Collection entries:
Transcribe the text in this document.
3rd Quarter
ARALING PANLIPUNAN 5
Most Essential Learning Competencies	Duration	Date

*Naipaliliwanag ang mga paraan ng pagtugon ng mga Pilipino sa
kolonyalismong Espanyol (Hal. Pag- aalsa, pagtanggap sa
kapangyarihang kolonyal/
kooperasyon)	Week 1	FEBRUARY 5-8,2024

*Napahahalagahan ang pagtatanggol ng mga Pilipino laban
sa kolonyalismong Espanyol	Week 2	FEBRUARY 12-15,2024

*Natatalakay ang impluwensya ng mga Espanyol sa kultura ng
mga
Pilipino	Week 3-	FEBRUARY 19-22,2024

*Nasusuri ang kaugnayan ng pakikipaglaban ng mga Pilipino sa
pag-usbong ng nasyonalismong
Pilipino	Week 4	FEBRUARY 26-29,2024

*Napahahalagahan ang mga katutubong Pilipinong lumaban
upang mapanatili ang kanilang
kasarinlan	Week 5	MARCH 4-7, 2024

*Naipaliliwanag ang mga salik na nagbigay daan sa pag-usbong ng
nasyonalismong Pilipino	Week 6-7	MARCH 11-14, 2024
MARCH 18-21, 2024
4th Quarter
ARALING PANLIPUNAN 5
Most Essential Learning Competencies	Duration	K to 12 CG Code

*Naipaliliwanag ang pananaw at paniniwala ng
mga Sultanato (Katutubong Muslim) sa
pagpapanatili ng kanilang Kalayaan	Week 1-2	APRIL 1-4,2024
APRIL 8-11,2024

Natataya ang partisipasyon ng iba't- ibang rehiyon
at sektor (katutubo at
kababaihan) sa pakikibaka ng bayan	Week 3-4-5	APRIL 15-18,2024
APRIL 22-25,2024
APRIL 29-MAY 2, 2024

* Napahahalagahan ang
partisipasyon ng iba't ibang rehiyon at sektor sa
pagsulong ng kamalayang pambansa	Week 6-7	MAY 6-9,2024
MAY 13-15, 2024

- SET TASK:
Every record shown above should be written out again exactly.

- REPLY TO THE EXERCISE:
Transcribe the text in this document.
3rd Quarter
ARALING PANLIPUNAN 5
Most Essential Learning Competencies	Duration	Date

*Naipaliliwanag ang mga paraan ng pagtugon ng mga Pilipino sa
kolonyalismong Espanyol (Hal. Pag- aalsa, pagtanggap sa
kapangyarihang kolonyal/
kooperasyon)	Week 1	FEBRUARY 5-8,2024

*Napahahalagahan ang pagtatanggol ng mga Pilipino laban
sa kolonyalismong Espanyol	Week 2	FEBRUARY 12-15,2024

*Natatalakay ang impluwensya ng mga Espanyol sa kultura ng
mga
Pilipino	Week 3-	FEBRUARY 19-22,2024

*Nasusuri ang kaugnayan ng pakikipaglaban ng mga Pilipino sa
pag-usbong ng nasyonalismong
Pilipino	Week 4	FEBRUARY 26-29,2024

*Napahahalagahan ang mga katutubong Pilipinong lumaban
upang mapanatili ang kanilang
kasarinlan	Week 5	MARCH 4-7, 2024

*Naipaliliwanag ang mga salik na nagbigay daan sa pag-usbong ng
nasyonalismong Pilipino	Week 6-7	MARCH 11-14, 2024
MARCH 18-21, 2024
4th Quarter
ARALING PANLIPUNAN 5
Most Essential Learning Competencies	Duration	K to 12 CG Code

*Naipaliliwanag ang pananaw at paniniwala ng
mga Sultanato (Katutubong Muslim) sa
pagpapanatili ng kanilang Kalayaan	Week 1-2	APRIL 1-4,2024
APRIL 8-11,2024

Natataya ang partisipasyon ng iba't- ibang rehiyon
at sektor (katutubo at
kababaihan) sa pakikibaka ng bayan	Week 3-4-5	APRIL 15-18,2024
APRIL 22-25,2024
APRIL 29-MAY 2, 2024

* Napahahalagahan ang
partisipasyon ng iba't ibang rehiyon at sektor sa
pagsulong ng kamalayang pambansa	Week 6-7	MAY 6-9,2024
MAY 13-15, 2024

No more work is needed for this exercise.